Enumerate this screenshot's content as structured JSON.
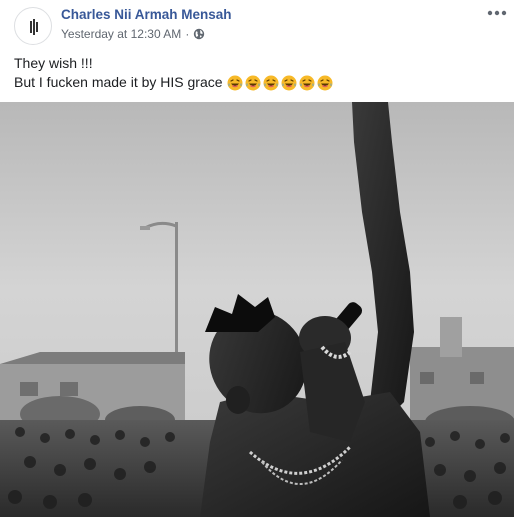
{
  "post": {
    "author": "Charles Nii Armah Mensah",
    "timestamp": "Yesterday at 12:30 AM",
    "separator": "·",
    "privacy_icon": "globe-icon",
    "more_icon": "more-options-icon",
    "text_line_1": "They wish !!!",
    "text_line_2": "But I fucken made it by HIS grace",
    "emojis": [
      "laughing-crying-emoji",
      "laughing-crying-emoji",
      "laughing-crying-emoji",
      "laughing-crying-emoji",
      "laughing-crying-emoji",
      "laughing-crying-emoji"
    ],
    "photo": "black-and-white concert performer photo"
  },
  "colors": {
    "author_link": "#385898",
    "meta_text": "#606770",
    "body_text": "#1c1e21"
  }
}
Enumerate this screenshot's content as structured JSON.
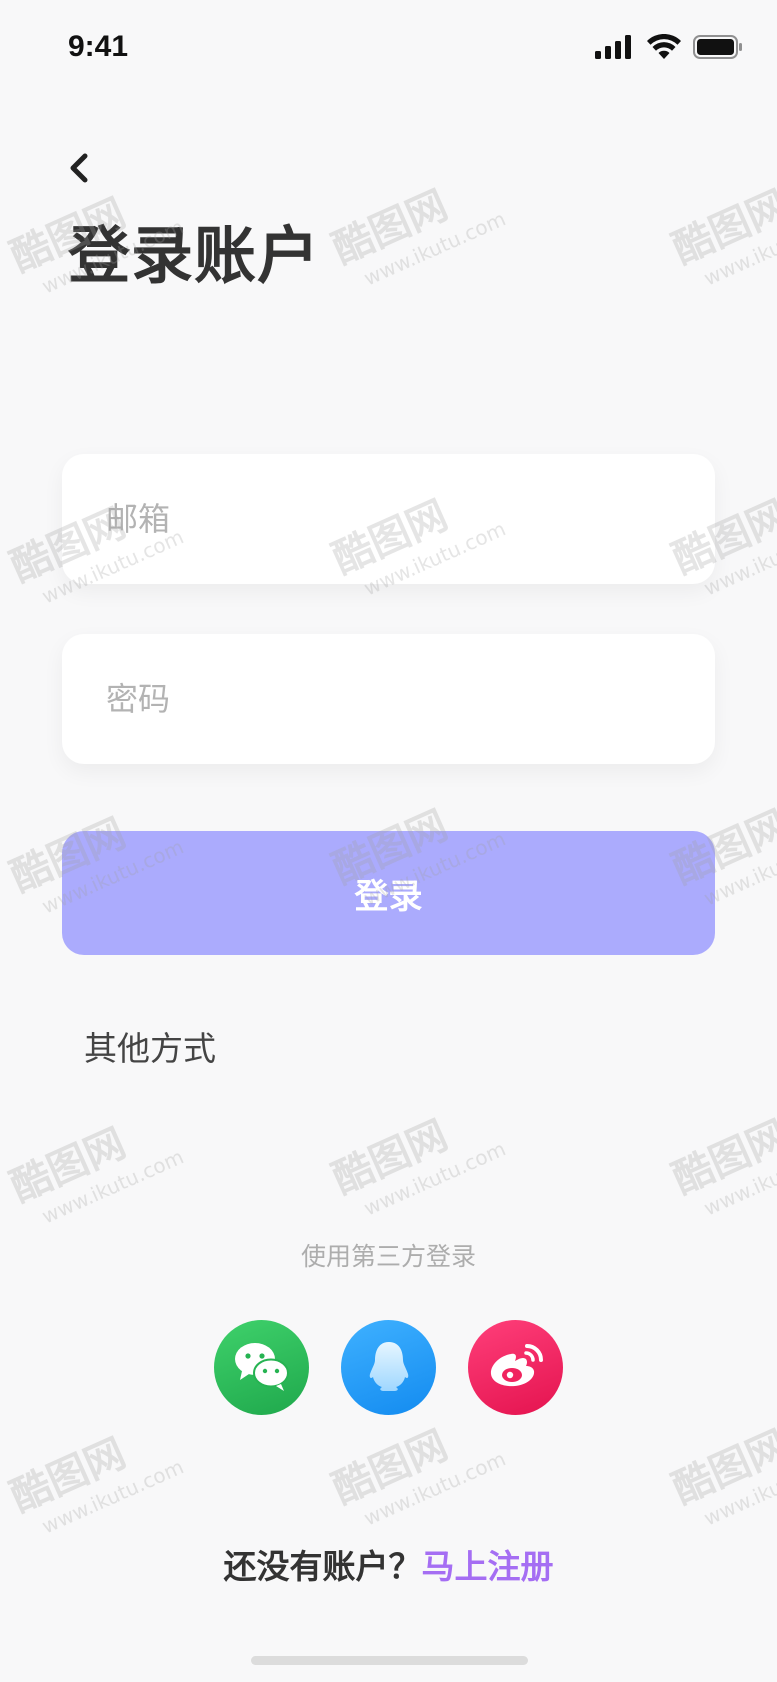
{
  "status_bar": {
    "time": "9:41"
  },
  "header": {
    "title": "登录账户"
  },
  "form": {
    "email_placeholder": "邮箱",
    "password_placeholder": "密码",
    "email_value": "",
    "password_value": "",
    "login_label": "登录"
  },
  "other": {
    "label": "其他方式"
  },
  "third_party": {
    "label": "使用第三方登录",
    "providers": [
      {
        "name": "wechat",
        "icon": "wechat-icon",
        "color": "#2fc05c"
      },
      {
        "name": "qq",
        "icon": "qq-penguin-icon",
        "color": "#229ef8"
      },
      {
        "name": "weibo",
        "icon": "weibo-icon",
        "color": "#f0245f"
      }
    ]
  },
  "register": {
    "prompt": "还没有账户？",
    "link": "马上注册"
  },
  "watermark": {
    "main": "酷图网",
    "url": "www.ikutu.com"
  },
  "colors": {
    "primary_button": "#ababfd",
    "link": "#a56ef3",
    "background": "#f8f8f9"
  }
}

### [INSTRUCTIONS TO FOLLOW]
Restate the whole listing above exactly, except for its images.

### [REPLY]
Enumerate this screenshot's content as structured JSON.
{
  "post": {
    "author": "Charles Nii Armah Mensah",
    "timestamp": "Yesterday at 12:30 AM",
    "separator": "·",
    "privacy_icon": "globe-icon",
    "more_icon": "more-options-icon",
    "text_line_1": "They wish !!!",
    "text_line_2": "But I fucken made it by HIS grace",
    "emojis": [
      "laughing-crying-emoji",
      "laughing-crying-emoji",
      "laughing-crying-emoji",
      "laughing-crying-emoji",
      "laughing-crying-emoji",
      "laughing-crying-emoji"
    ],
    "photo": "black-and-white concert performer photo"
  },
  "colors": {
    "author_link": "#385898",
    "meta_text": "#606770",
    "body_text": "#1c1e21"
  }
}
Enumerate this screenshot's content as structured JSON.
{
  "status_bar": {
    "time": "9:41"
  },
  "header": {
    "title": "登录账户"
  },
  "form": {
    "email_placeholder": "邮箱",
    "password_placeholder": "密码",
    "email_value": "",
    "password_value": "",
    "login_label": "登录"
  },
  "other": {
    "label": "其他方式"
  },
  "third_party": {
    "label": "使用第三方登录",
    "providers": [
      {
        "name": "wechat",
        "icon": "wechat-icon",
        "color": "#2fc05c"
      },
      {
        "name": "qq",
        "icon": "qq-penguin-icon",
        "color": "#229ef8"
      },
      {
        "name": "weibo",
        "icon": "weibo-icon",
        "color": "#f0245f"
      }
    ]
  },
  "register": {
    "prompt": "还没有账户？",
    "link": "马上注册"
  },
  "watermark": {
    "main": "酷图网",
    "url": "www.ikutu.com"
  },
  "colors": {
    "primary_button": "#ababfd",
    "link": "#a56ef3",
    "background": "#f8f8f9"
  }
}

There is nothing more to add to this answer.